### [Description of the task]
Repeat the listing in full, exactly as it stands.
___ Raw records
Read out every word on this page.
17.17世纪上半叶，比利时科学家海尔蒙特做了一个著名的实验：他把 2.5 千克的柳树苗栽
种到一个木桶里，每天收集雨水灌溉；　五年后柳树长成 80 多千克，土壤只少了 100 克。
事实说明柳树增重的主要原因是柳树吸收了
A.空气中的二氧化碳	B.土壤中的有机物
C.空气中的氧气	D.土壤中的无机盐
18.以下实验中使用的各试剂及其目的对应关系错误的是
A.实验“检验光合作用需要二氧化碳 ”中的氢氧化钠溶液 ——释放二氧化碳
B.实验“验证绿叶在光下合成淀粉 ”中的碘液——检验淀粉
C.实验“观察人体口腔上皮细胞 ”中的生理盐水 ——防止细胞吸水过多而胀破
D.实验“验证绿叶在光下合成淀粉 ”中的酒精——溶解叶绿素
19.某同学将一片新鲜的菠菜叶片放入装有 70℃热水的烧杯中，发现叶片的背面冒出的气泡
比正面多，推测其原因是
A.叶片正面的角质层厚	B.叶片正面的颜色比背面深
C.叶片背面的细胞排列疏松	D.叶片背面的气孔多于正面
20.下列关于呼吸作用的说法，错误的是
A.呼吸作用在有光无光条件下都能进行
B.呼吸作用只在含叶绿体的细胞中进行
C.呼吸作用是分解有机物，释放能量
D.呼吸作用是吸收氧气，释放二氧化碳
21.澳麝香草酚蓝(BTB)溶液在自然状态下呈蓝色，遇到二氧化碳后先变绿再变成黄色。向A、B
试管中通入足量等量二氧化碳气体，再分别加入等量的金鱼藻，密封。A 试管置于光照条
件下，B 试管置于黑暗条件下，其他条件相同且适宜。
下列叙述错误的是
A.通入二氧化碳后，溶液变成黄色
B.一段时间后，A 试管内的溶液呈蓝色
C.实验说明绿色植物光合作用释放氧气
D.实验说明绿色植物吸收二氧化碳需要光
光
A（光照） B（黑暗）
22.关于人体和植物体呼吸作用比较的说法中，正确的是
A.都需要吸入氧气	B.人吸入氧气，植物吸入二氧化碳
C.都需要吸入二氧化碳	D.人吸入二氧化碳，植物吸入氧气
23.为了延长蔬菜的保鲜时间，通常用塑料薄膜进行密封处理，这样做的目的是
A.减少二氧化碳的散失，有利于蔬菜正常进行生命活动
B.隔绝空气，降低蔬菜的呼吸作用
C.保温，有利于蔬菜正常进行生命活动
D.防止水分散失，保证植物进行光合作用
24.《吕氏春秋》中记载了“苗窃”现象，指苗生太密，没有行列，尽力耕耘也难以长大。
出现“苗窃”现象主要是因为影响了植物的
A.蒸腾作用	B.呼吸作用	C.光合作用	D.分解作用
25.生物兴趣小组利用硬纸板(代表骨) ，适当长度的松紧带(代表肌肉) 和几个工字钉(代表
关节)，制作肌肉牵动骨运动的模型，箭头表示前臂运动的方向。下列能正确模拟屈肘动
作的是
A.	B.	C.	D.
______
### [Output]
Read out every word on this page.
17.17世纪上半叶，比利时科学家海尔蒙特做了一个著名的实验：他把 2.5 千克的柳树苗栽
种到一个木桶里，每天收集雨水灌溉；　五年后柳树长成 80 多千克，土壤只少了 100 克。
事实说明柳树增重的主要原因是柳树吸收了
A.空气中的二氧化碳	B.土壤中的有机物
C.空气中的氧气	D.土壤中的无机盐
18.以下实验中使用的各试剂及其目的对应关系错误的是
A.实验“检验光合作用需要二氧化碳 ”中的氢氧化钠溶液 ——释放二氧化碳
B.实验“验证绿叶在光下合成淀粉 ”中的碘液——检验淀粉
C.实验“观察人体口腔上皮细胞 ”中的生理盐水 ——防止细胞吸水过多而胀破
D.实验“验证绿叶在光下合成淀粉 ”中的酒精——溶解叶绿素
19.某同学将一片新鲜的菠菜叶片放入装有 70℃热水的烧杯中，发现叶片的背面冒出的气泡
比正面多，推测其原因是
A.叶片正面的角质层厚	B.叶片正面的颜色比背面深
C.叶片背面的细胞排列疏松	D.叶片背面的气孔多于正面
20.下列关于呼吸作用的说法，错误的是
A.呼吸作用在有光无光条件下都能进行
B.呼吸作用只在含叶绿体的细胞中进行
C.呼吸作用是分解有机物，释放能量
D.呼吸作用是吸收氧气，释放二氧化碳
21.澳麝香草酚蓝(BTB)溶液在自然状态下呈蓝色，遇到二氧化碳后先变绿再变成黄色。向A、B
试管中通入足量等量二氧化碳气体，再分别加入等量的金鱼藻，密封。A 试管置于光照条
件下，B 试管置于黑暗条件下，其他条件相同且适宜。
下列叙述错误的是
A.通入二氧化碳后，溶液变成黄色
B.一段时间后，A 试管内的溶液呈蓝色
C.实验说明绿色植物光合作用释放氧气
D.实验说明绿色植物吸收二氧化碳需要光
光
A（光照） B（黑暗）
22.关于人体和植物体呼吸作用比较的说法中，正确的是
A.都需要吸入氧气	B.人吸入氧气，植物吸入二氧化碳
C.都需要吸入二氧化碳	D.人吸入二氧化碳，植物吸入氧气
23.为了延长蔬菜的保鲜时间，通常用塑料薄膜进行密封处理，这样做的目的是
A.减少二氧化碳的散失，有利于蔬菜正常进行生命活动
B.隔绝空气，降低蔬菜的呼吸作用
C.保温，有利于蔬菜正常进行生命活动
D.防止水分散失，保证植物进行光合作用
24.《吕氏春秋》中记载了“苗窃”现象，指苗生太密，没有行列，尽力耕耘也难以长大。
出现“苗窃”现象主要是因为影响了植物的
A.蒸腾作用	B.呼吸作用	C.光合作用	D.分解作用
25.生物兴趣小组利用硬纸板(代表骨) ，适当长度的松紧带(代表肌肉) 和几个工字钉(代表
关节)，制作肌肉牵动骨运动的模型，箭头表示前臂运动的方向。下列能正确模拟屈肘动
作的是
A.	B.	C.	D.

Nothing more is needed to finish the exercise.